• GIVEN REQUEST
Every line of the data that contains the string "this" must be copied.

• INPUT RECORDS
•••

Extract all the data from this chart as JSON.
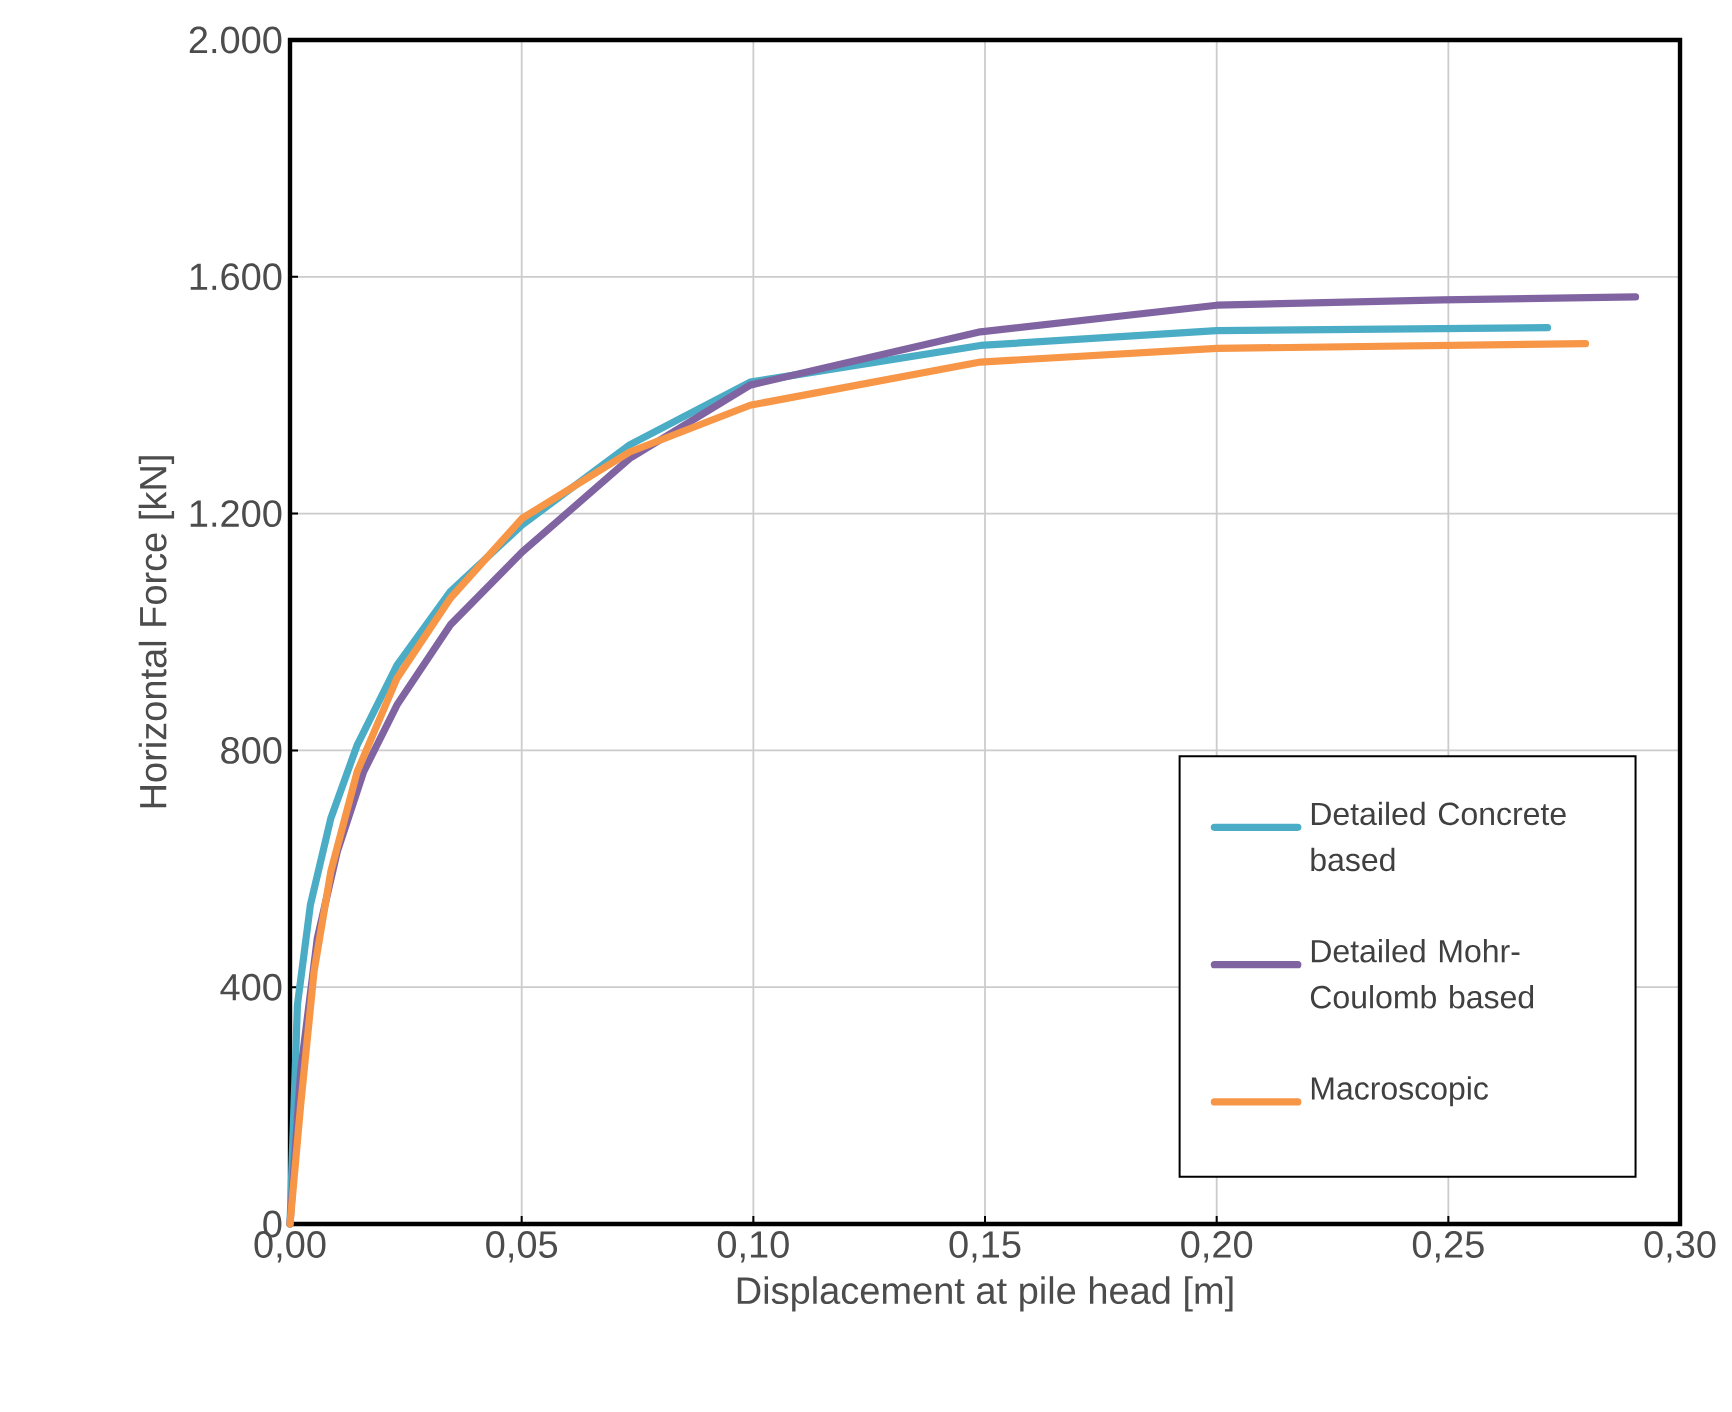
{
  "chart_data": {
    "type": "line",
    "xlabel": "Displacement at pile head [m]",
    "ylabel": "Horizontal Force [kN]",
    "xlim": [
      0,
      0.3
    ],
    "ylim": [
      0,
      2000
    ],
    "xticks": [
      {
        "value": 0,
        "label": "0,00"
      },
      {
        "value": 0.05,
        "label": "0,05"
      },
      {
        "value": 0.1,
        "label": "0,10"
      },
      {
        "value": 0.15,
        "label": "0,15"
      },
      {
        "value": 0.2,
        "label": "0,20"
      },
      {
        "value": 0.25,
        "label": "0,25"
      },
      {
        "value": 0.3,
        "label": "0,30"
      }
    ],
    "yticks": [
      {
        "value": 0,
        "label": "0"
      },
      {
        "value": 400,
        "label": "400"
      },
      {
        "value": 800,
        "label": "800"
      },
      {
        "value": 1200,
        "label": "1.200"
      },
      {
        "value": 1600,
        "label": "1.600"
      },
      {
        "value": 2000,
        "label": "2.000"
      }
    ],
    "grid": true,
    "legend": "bottom right",
    "marker": "none",
    "line_style": "solid",
    "series": [
      {
        "name": "Detailed Concrete based",
        "color": "#4bacc6",
        "x": [
          0,
          0.0016,
          0.0044,
          0.0088,
          0.0145,
          0.0231,
          0.0346,
          0.0501,
          0.0733,
          0.0993,
          0.149,
          0.2,
          0.2714
        ],
        "values": [
          0,
          370,
          539,
          685,
          809,
          944,
          1068,
          1181,
          1316,
          1422,
          1484,
          1509,
          1514
        ]
      },
      {
        "name": "Detailed Mohr-Coulomb based",
        "color": "#8064a2",
        "x": [
          0,
          0.0023,
          0.0059,
          0.0102,
          0.0159,
          0.0231,
          0.0346,
          0.0501,
          0.0733,
          0.0993,
          0.149,
          0.2,
          0.2487,
          0.2904
        ],
        "values": [
          0,
          258,
          483,
          629,
          764,
          877,
          1012,
          1135,
          1293,
          1417,
          1507,
          1552,
          1561,
          1566
        ]
      },
      {
        "name": "Macroscopic",
        "color": "#f79646",
        "x": [
          0,
          0.0023,
          0.0052,
          0.0088,
          0.0145,
          0.0231,
          0.0346,
          0.0501,
          0.0733,
          0.0993,
          0.149,
          0.2,
          0.2796
        ],
        "values": [
          0,
          201,
          427,
          595,
          764,
          922,
          1057,
          1192,
          1304,
          1383,
          1456,
          1479,
          1487
        ]
      }
    ]
  }
}
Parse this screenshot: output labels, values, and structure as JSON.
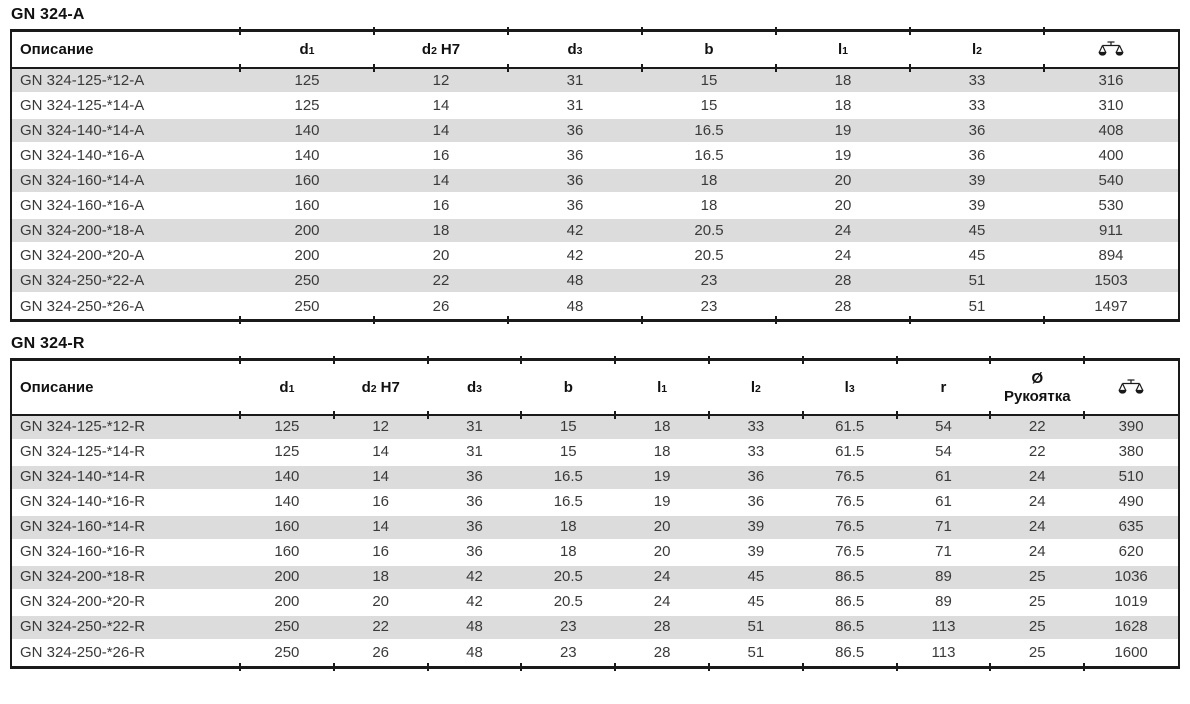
{
  "tables": [
    {
      "title": "GN 324-A",
      "columns": [
        {
          "label": "Описание"
        },
        {
          "base": "d",
          "sub": "1"
        },
        {
          "base": "d",
          "sub": "2",
          "rest": "H7"
        },
        {
          "base": "d",
          "sub": "3"
        },
        {
          "base": "b"
        },
        {
          "base": "l",
          "sub": "1"
        },
        {
          "base": "l",
          "sub": "2"
        },
        {
          "icon": "weight-scale-icon"
        }
      ],
      "rows": [
        [
          "GN 324-125-*12-A",
          "125",
          "12",
          "31",
          "15",
          "18",
          "33",
          "316"
        ],
        [
          "GN 324-125-*14-A",
          "125",
          "14",
          "31",
          "15",
          "18",
          "33",
          "310"
        ],
        [
          "GN 324-140-*14-A",
          "140",
          "14",
          "36",
          "16.5",
          "19",
          "36",
          "408"
        ],
        [
          "GN 324-140-*16-A",
          "140",
          "16",
          "36",
          "16.5",
          "19",
          "36",
          "400"
        ],
        [
          "GN 324-160-*14-A",
          "160",
          "14",
          "36",
          "18",
          "20",
          "39",
          "540"
        ],
        [
          "GN 324-160-*16-A",
          "160",
          "16",
          "36",
          "18",
          "20",
          "39",
          "530"
        ],
        [
          "GN 324-200-*18-A",
          "200",
          "18",
          "42",
          "20.5",
          "24",
          "45",
          "911"
        ],
        [
          "GN 324-200-*20-A",
          "200",
          "20",
          "42",
          "20.5",
          "24",
          "45",
          "894"
        ],
        [
          "GN 324-250-*22-A",
          "250",
          "22",
          "48",
          "23",
          "28",
          "51",
          "1503"
        ],
        [
          "GN 324-250-*26-A",
          "250",
          "26",
          "48",
          "23",
          "28",
          "51",
          "1497"
        ]
      ]
    },
    {
      "title": "GN 324-R",
      "columns": [
        {
          "label": "Описание"
        },
        {
          "base": "d",
          "sub": "1"
        },
        {
          "base": "d",
          "sub": "2",
          "rest": "H7"
        },
        {
          "base": "d",
          "sub": "3"
        },
        {
          "base": "b"
        },
        {
          "base": "l",
          "sub": "1"
        },
        {
          "base": "l",
          "sub": "2"
        },
        {
          "base": "l",
          "sub": "3"
        },
        {
          "base": "r"
        },
        {
          "base": "Ø",
          "line2": "Рукоятка"
        },
        {
          "icon": "weight-scale-icon"
        }
      ],
      "rows": [
        [
          "GN 324-125-*12-R",
          "125",
          "12",
          "31",
          "15",
          "18",
          "33",
          "61.5",
          "54",
          "22",
          "390"
        ],
        [
          "GN 324-125-*14-R",
          "125",
          "14",
          "31",
          "15",
          "18",
          "33",
          "61.5",
          "54",
          "22",
          "380"
        ],
        [
          "GN 324-140-*14-R",
          "140",
          "14",
          "36",
          "16.5",
          "19",
          "36",
          "76.5",
          "61",
          "24",
          "510"
        ],
        [
          "GN 324-140-*16-R",
          "140",
          "16",
          "36",
          "16.5",
          "19",
          "36",
          "76.5",
          "61",
          "24",
          "490"
        ],
        [
          "GN 324-160-*14-R",
          "160",
          "14",
          "36",
          "18",
          "20",
          "39",
          "76.5",
          "71",
          "24",
          "635"
        ],
        [
          "GN 324-160-*16-R",
          "160",
          "16",
          "36",
          "18",
          "20",
          "39",
          "76.5",
          "71",
          "24",
          "620"
        ],
        [
          "GN 324-200-*18-R",
          "200",
          "18",
          "42",
          "20.5",
          "24",
          "45",
          "86.5",
          "89",
          "25",
          "1036"
        ],
        [
          "GN 324-200-*20-R",
          "200",
          "20",
          "42",
          "20.5",
          "24",
          "45",
          "86.5",
          "89",
          "25",
          "1019"
        ],
        [
          "GN 324-250-*22-R",
          "250",
          "22",
          "48",
          "23",
          "28",
          "51",
          "86.5",
          "113",
          "25",
          "1628"
        ],
        [
          "GN 324-250-*26-R",
          "250",
          "26",
          "48",
          "23",
          "28",
          "51",
          "86.5",
          "113",
          "25",
          "1600"
        ]
      ]
    }
  ],
  "colors": {
    "border": "#1a1a1a",
    "row_shade": "#dcdcdc",
    "header_text": "#111111",
    "body_text": "#3a3a3a",
    "background": "#ffffff"
  }
}
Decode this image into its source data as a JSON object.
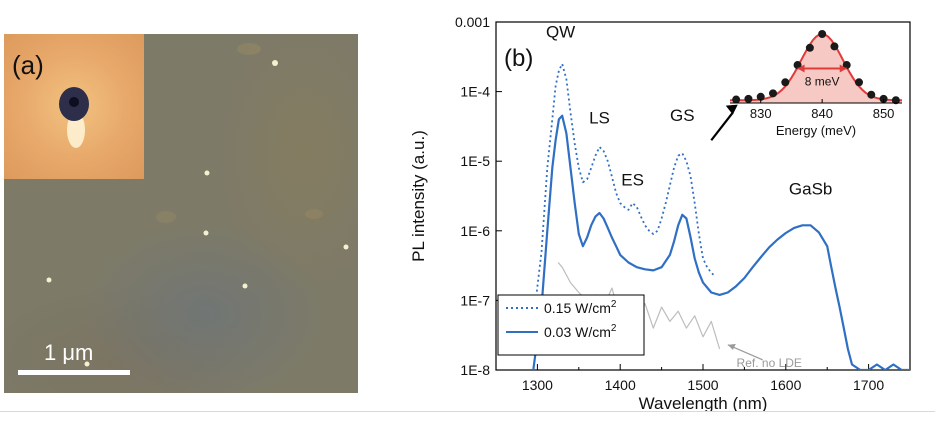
{
  "panel_a": {
    "label": "(a)",
    "scale_bar": "1 μm"
  },
  "chart_data": {
    "type": "line",
    "panel_label": "(b)",
    "xlabel": "Wavelength (nm)",
    "ylabel": "PL intensity (a.u.)",
    "xlim": [
      1250,
      1750
    ],
    "ylim": [
      1e-08,
      0.001
    ],
    "yscale": "log",
    "xticks": [
      1300,
      1400,
      1500,
      1600,
      1700
    ],
    "yticks": [
      {
        "value": 0.001,
        "label": "0.001"
      },
      {
        "value": 0.0001,
        "label": "1E-4"
      },
      {
        "value": 1e-05,
        "label": "1E-5"
      },
      {
        "value": 1e-06,
        "label": "1E-6"
      },
      {
        "value": 1e-07,
        "label": "1E-7"
      },
      {
        "value": 1e-08,
        "label": "1E-8"
      }
    ],
    "series": [
      {
        "name": "0.15 W/cm²",
        "label": "0.15 W/cm",
        "sup": "2",
        "style": "dotted",
        "color": "#2f6fc4",
        "x": [
          1295,
          1305,
          1312,
          1318,
          1322,
          1326,
          1330,
          1335,
          1340,
          1345,
          1350,
          1355,
          1360,
          1365,
          1370,
          1375,
          1380,
          1385,
          1390,
          1395,
          1400,
          1405,
          1410,
          1415,
          1420,
          1425,
          1430,
          1435,
          1440,
          1445,
          1450,
          1455,
          1460,
          1465,
          1470,
          1475,
          1480,
          1485,
          1490,
          1495,
          1500,
          1505,
          1510,
          1515
        ],
        "y": [
          5e-08,
          5e-07,
          8e-06,
          4e-05,
          0.00012,
          0.0002,
          0.00025,
          0.00015,
          5e-05,
          1.8e-05,
          8e-06,
          5e-06,
          5.5e-06,
          8e-06,
          1.2e-05,
          1.6e-05,
          1.4e-05,
          1e-05,
          6e-06,
          3.5e-06,
          2.5e-06,
          2.2e-06,
          2e-06,
          2.5e-06,
          2.2e-06,
          1.6e-06,
          1.2e-06,
          1e-06,
          9e-07,
          1e-06,
          1.5e-06,
          2.5e-06,
          4.5e-06,
          8e-06,
          1.2e-05,
          1.3e-05,
          1e-05,
          6e-06,
          2.5e-06,
          9e-07,
          4e-07,
          3e-07,
          2.5e-07,
          2.2e-07
        ]
      },
      {
        "name": "0.03 W/cm²",
        "label": "0.03 W/cm",
        "sup": "2",
        "style": "solid",
        "color": "#2f6fc4",
        "x": [
          1295,
          1305,
          1312,
          1318,
          1322,
          1326,
          1330,
          1335,
          1340,
          1345,
          1350,
          1355,
          1360,
          1365,
          1370,
          1375,
          1380,
          1385,
          1390,
          1395,
          1400,
          1410,
          1420,
          1430,
          1440,
          1450,
          1460,
          1465,
          1470,
          1475,
          1480,
          1485,
          1490,
          1495,
          1500,
          1510,
          1520,
          1530,
          1540,
          1550,
          1560,
          1570,
          1580,
          1590,
          1600,
          1610,
          1620,
          1630,
          1640,
          1650,
          1655,
          1660,
          1665,
          1670,
          1675,
          1680,
          1690,
          1700,
          1710,
          1720,
          1730,
          1740,
          1750
        ],
        "y": [
          1e-08,
          8e-08,
          1e-06,
          8e-06,
          2e-05,
          4e-05,
          4.5e-05,
          2.5e-05,
          8e-06,
          2.5e-06,
          9e-07,
          6e-07,
          8e-07,
          1.2e-06,
          1.6e-06,
          1.8e-06,
          1.5e-06,
          1.1e-06,
          8e-07,
          6e-07,
          4.5e-07,
          3.5e-07,
          3e-07,
          2.8e-07,
          2.7e-07,
          3e-07,
          4.5e-07,
          7e-07,
          1.2e-06,
          1.7e-06,
          1.5e-06,
          8e-07,
          4e-07,
          2.5e-07,
          1.8e-07,
          1.3e-07,
          1.2e-07,
          1.3e-07,
          1.6e-07,
          2.1e-07,
          3e-07,
          4.2e-07,
          5.8e-07,
          7.5e-07,
          9.3e-07,
          1.1e-06,
          1.2e-06,
          1.2e-06,
          9.5e-07,
          6e-07,
          3e-07,
          1.5e-07,
          8e-08,
          4e-08,
          2e-08,
          1.2e-08,
          1e-08,
          1e-08,
          1.2e-08,
          1e-08,
          1.2e-08,
          1e-08,
          1e-08
        ]
      },
      {
        "name": "Ref. no LDE",
        "style": "solid",
        "color": "#bdbdbd",
        "x": [
          1325,
          1330,
          1340,
          1350,
          1360,
          1370,
          1380,
          1390,
          1400,
          1410,
          1420,
          1430,
          1440,
          1450,
          1460,
          1470,
          1480,
          1490,
          1500,
          1510,
          1520
        ],
        "y": [
          3.5e-07,
          3e-07,
          1.8e-07,
          1.3e-07,
          1e-07,
          1.2e-07,
          8e-08,
          1.5e-07,
          6e-08,
          1e-07,
          5e-08,
          9e-08,
          4e-08,
          8e-08,
          5e-08,
          7e-08,
          4e-08,
          6e-08,
          3e-08,
          5e-08,
          2e-08
        ]
      }
    ],
    "annotations": [
      {
        "text": "QW",
        "x": 1328,
        "y": 0.0006
      },
      {
        "text": "LS",
        "x": 1375,
        "y": 3.5e-05
      },
      {
        "text": "ES",
        "x": 1415,
        "y": 4.5e-06
      },
      {
        "text": "GS",
        "x": 1475,
        "y": 3.8e-05
      },
      {
        "text": "GaSb",
        "x": 1630,
        "y": 3.3e-06
      },
      {
        "text": "Ref. no LDE",
        "x": 1580,
        "y": 1.1e-08
      }
    ],
    "inset": {
      "xlabel": "Energy (meV)",
      "xlim": [
        825,
        853
      ],
      "xticks": [
        830,
        840,
        850
      ],
      "fwhm_label": "8 meV",
      "fwhm_from": 836,
      "fwhm_to": 844,
      "points_x": [
        826,
        828,
        830,
        832,
        834,
        836,
        838,
        840,
        842,
        844,
        846,
        848,
        850,
        852
      ],
      "points_y": [
        0.05,
        0.06,
        0.09,
        0.14,
        0.3,
        0.55,
        0.8,
        1.0,
        0.82,
        0.55,
        0.3,
        0.12,
        0.06,
        0.04
      ],
      "fit_color": "#e03b3b",
      "fill_color": "#f6c9c4"
    }
  }
}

•••

• IN RESPONSE
Extract all the data from this chart as JSON.
Parse this screenshot: output labels, values, and structure as JSON.
Decode this image into its source data as a JSON object.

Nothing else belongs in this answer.